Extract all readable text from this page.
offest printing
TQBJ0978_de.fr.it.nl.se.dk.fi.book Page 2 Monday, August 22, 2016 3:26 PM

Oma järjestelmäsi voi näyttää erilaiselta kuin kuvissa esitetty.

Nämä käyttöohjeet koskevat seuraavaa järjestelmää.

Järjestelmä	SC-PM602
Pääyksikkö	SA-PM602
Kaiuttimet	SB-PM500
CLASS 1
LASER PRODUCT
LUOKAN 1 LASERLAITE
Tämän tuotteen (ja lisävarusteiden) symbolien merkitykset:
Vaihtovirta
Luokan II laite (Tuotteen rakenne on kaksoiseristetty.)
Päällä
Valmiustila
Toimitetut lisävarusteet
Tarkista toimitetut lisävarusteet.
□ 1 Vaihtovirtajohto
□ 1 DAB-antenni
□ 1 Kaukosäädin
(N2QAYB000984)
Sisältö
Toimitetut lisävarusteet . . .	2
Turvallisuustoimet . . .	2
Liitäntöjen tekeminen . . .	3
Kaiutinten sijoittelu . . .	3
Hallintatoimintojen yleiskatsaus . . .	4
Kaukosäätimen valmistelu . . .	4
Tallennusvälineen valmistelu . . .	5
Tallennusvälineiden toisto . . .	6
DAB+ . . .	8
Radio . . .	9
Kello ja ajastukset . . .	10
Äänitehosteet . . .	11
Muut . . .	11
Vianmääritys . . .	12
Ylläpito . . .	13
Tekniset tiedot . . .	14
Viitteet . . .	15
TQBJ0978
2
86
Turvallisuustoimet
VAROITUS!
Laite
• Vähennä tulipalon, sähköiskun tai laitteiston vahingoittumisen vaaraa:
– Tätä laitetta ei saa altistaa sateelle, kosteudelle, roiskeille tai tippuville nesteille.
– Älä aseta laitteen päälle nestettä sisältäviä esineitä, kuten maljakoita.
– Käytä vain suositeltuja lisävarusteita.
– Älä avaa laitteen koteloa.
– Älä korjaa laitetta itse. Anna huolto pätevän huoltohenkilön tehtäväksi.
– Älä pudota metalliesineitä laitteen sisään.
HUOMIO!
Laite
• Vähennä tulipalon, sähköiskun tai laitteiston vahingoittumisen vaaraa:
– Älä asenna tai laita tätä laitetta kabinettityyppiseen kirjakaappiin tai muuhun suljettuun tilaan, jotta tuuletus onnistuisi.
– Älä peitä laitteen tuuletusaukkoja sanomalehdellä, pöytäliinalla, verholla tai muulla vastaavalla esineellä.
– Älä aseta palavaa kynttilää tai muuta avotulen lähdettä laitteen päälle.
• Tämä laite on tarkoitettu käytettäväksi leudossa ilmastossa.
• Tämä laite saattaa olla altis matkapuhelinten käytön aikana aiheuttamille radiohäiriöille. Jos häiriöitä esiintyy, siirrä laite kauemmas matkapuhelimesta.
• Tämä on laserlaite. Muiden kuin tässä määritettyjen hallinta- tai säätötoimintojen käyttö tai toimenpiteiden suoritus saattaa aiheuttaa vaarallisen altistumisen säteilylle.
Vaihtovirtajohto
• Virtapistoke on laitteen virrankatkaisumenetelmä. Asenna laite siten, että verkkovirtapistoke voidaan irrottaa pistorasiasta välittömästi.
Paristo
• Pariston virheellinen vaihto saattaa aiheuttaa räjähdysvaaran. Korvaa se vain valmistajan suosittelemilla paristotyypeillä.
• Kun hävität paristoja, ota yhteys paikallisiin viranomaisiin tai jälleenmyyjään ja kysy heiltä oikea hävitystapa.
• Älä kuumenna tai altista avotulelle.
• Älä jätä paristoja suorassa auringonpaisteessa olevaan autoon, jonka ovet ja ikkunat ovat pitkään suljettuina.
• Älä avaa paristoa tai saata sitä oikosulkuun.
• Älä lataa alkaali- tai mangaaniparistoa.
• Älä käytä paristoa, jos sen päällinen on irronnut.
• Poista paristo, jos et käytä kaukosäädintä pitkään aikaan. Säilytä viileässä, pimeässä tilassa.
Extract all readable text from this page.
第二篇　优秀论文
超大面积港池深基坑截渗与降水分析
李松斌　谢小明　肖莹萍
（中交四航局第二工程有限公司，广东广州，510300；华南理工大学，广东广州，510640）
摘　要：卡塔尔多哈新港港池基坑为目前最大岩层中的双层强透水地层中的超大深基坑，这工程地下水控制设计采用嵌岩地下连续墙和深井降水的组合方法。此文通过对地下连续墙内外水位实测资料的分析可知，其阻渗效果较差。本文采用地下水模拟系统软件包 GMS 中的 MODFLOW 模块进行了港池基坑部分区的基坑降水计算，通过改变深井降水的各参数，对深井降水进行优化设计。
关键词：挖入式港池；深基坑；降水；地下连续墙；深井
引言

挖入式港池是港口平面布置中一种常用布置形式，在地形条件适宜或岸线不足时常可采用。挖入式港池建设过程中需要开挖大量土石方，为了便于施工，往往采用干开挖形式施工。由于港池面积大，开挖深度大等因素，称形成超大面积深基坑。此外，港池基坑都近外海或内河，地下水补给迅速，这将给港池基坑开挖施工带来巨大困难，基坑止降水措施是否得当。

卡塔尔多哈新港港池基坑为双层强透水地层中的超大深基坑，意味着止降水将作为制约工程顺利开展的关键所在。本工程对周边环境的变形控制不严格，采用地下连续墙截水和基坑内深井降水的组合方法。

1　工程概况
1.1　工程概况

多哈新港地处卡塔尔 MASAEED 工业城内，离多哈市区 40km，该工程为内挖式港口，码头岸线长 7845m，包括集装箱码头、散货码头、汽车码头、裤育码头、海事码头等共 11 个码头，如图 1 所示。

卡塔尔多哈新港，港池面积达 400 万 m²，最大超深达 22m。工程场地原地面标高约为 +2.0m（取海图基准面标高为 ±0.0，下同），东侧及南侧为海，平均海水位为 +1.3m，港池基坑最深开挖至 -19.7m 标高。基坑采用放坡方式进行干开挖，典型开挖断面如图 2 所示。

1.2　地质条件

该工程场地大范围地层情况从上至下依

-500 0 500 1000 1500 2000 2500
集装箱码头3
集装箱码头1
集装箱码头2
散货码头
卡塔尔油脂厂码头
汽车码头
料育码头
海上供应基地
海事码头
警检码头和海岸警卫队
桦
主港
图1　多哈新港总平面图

•••••

The request: Return from the data every line that holds "lisävarusteet".

Complete output:
Toimitetut lisävarusteet
Tarkista toimitetut lisävarusteet.
Toimitetut lisävarusteet . . .	2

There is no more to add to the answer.